(Extracted records)
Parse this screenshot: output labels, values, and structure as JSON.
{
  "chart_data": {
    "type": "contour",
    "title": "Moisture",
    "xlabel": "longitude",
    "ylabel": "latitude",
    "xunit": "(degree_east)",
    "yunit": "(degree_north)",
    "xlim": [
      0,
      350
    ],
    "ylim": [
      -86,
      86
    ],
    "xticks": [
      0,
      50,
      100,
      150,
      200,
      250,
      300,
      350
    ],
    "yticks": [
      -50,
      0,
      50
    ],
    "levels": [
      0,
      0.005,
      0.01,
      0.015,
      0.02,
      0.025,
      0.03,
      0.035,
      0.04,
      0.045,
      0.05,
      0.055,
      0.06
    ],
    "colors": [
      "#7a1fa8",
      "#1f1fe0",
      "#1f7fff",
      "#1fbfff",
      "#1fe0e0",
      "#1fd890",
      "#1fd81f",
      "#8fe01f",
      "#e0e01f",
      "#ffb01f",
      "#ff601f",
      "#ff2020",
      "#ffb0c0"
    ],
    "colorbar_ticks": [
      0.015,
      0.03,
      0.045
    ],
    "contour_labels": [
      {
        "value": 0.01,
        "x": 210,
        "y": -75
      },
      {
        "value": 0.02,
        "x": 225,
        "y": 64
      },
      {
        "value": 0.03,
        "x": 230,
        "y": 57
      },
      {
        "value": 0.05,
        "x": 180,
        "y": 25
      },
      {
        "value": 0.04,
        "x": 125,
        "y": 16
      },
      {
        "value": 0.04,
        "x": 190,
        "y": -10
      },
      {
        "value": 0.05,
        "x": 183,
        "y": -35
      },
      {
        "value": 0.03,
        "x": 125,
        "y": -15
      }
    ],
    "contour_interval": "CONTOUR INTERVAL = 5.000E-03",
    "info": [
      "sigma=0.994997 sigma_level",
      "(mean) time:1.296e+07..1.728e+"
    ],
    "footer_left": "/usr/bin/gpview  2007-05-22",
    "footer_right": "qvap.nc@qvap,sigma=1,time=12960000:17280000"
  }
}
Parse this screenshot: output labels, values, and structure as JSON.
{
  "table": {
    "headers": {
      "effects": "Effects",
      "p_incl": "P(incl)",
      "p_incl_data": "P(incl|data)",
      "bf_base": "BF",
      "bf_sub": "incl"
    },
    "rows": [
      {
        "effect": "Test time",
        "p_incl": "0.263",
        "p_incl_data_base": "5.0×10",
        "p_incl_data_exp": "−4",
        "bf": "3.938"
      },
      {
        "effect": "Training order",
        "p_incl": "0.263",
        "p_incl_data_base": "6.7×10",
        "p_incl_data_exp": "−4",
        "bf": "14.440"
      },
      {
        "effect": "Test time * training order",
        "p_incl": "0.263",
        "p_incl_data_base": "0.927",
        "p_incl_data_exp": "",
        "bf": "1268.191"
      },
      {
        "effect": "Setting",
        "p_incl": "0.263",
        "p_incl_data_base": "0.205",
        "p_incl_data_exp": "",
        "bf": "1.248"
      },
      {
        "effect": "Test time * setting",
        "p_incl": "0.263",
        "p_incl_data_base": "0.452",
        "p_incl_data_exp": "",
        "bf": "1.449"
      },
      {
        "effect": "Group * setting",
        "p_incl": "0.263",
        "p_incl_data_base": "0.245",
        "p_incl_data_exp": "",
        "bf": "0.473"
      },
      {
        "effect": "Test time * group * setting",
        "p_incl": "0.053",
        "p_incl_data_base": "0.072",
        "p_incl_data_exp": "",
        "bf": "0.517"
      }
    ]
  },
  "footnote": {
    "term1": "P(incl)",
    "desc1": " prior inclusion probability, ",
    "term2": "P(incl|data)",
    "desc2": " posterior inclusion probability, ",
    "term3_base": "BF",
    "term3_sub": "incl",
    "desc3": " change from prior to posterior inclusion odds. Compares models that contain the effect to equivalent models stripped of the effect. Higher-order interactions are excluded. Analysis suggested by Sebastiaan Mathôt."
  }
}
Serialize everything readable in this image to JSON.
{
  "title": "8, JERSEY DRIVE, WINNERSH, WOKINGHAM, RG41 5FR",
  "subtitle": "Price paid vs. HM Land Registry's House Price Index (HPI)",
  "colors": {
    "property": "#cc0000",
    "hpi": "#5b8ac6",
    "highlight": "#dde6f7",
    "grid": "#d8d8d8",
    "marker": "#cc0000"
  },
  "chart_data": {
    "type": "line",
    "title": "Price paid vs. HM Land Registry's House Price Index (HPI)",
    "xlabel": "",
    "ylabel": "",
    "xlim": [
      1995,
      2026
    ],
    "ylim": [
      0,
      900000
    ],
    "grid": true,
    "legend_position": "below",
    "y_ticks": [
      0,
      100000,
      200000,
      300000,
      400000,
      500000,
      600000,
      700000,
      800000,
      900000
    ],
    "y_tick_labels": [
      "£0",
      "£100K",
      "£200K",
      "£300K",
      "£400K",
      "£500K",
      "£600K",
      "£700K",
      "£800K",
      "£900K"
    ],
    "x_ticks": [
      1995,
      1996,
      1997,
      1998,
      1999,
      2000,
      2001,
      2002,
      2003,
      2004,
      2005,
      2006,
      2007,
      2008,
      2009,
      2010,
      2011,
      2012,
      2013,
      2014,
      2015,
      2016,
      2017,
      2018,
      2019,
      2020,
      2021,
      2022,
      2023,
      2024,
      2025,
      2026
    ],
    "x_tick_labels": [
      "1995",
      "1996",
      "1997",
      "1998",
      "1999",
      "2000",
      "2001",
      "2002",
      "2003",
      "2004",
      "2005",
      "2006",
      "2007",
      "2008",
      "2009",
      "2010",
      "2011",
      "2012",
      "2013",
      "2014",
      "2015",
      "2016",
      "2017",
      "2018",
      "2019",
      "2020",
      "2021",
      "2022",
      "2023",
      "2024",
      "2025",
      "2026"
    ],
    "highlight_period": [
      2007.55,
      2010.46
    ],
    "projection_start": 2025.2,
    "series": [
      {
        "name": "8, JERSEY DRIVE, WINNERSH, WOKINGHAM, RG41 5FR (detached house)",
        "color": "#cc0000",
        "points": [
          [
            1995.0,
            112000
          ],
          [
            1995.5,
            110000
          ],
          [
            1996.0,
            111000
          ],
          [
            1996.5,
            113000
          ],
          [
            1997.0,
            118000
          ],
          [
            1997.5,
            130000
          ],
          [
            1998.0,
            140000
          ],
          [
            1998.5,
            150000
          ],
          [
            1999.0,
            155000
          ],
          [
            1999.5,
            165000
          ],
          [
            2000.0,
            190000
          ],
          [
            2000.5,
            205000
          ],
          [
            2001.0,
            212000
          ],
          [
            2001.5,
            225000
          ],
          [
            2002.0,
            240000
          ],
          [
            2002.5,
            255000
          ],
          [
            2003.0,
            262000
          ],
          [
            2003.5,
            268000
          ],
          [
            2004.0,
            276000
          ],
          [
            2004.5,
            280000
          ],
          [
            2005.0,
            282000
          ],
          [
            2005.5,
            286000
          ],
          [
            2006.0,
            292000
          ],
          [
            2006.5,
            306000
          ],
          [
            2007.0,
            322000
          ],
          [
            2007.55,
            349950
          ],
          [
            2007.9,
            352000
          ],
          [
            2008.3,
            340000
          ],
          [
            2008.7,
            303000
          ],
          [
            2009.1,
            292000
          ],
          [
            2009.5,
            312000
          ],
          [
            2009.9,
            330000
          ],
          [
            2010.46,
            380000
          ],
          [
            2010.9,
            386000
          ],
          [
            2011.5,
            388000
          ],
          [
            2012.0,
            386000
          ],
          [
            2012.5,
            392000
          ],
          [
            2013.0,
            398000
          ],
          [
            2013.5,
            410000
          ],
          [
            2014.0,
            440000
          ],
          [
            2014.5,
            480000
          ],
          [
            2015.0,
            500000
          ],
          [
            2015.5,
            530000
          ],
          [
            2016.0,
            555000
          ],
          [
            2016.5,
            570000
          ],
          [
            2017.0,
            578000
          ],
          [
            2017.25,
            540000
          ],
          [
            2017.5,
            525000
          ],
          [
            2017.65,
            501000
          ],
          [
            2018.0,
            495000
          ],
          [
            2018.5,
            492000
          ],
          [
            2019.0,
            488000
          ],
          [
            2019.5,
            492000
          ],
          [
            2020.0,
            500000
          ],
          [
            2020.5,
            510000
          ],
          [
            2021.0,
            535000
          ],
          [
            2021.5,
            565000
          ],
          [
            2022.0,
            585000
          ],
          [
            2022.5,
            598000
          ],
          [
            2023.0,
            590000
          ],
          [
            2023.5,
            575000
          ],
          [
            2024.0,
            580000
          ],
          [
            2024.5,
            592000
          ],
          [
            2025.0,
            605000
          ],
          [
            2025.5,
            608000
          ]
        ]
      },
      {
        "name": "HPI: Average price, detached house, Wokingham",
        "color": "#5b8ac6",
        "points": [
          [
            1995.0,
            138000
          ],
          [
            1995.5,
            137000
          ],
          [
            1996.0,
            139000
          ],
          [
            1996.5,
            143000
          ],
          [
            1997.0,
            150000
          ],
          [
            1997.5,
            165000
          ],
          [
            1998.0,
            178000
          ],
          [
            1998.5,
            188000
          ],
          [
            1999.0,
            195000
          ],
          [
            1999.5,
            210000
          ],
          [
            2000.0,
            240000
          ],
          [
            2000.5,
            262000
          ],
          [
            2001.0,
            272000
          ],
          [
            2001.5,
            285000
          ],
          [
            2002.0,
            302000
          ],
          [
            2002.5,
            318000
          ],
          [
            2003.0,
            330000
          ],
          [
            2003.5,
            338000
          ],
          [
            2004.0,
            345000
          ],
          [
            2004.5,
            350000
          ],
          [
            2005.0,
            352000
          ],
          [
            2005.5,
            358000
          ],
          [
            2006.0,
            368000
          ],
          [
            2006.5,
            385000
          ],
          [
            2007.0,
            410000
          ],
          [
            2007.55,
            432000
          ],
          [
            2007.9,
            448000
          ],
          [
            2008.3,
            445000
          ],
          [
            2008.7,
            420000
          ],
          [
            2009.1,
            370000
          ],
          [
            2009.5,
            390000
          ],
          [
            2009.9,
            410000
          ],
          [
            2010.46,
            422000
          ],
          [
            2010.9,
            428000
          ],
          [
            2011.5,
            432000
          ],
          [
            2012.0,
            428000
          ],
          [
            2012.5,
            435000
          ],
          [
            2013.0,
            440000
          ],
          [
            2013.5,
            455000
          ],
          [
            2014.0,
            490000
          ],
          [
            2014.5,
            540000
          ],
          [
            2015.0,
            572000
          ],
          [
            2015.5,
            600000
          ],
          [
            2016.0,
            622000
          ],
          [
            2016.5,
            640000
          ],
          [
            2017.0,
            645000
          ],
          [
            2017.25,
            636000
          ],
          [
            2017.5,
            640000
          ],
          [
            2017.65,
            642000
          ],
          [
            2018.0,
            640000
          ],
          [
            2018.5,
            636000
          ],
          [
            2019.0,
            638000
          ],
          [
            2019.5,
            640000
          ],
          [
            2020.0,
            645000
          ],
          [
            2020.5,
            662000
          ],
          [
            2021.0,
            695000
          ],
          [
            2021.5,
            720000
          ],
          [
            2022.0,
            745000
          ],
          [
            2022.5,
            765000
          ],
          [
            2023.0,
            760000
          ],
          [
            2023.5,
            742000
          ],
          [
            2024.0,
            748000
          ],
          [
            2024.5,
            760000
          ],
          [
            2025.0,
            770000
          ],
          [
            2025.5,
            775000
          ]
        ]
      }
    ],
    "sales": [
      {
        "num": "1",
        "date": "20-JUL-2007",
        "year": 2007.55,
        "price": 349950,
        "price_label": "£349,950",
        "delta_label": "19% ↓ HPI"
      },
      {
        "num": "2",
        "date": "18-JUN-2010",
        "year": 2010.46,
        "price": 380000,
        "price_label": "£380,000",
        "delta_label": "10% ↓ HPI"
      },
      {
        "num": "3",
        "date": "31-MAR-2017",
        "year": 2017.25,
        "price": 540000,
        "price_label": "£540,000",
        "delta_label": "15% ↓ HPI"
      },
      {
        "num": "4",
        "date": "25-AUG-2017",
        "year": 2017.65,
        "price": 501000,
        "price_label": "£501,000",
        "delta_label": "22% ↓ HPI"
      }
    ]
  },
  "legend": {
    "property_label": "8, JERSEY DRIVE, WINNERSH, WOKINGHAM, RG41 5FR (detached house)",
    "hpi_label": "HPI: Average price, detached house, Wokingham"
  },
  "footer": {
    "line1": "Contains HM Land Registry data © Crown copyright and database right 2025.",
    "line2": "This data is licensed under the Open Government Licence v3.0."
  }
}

# Problem statement
Find every line in the listing that holds the string "Registry", then say how many there are as a bare number.

# Written solution
3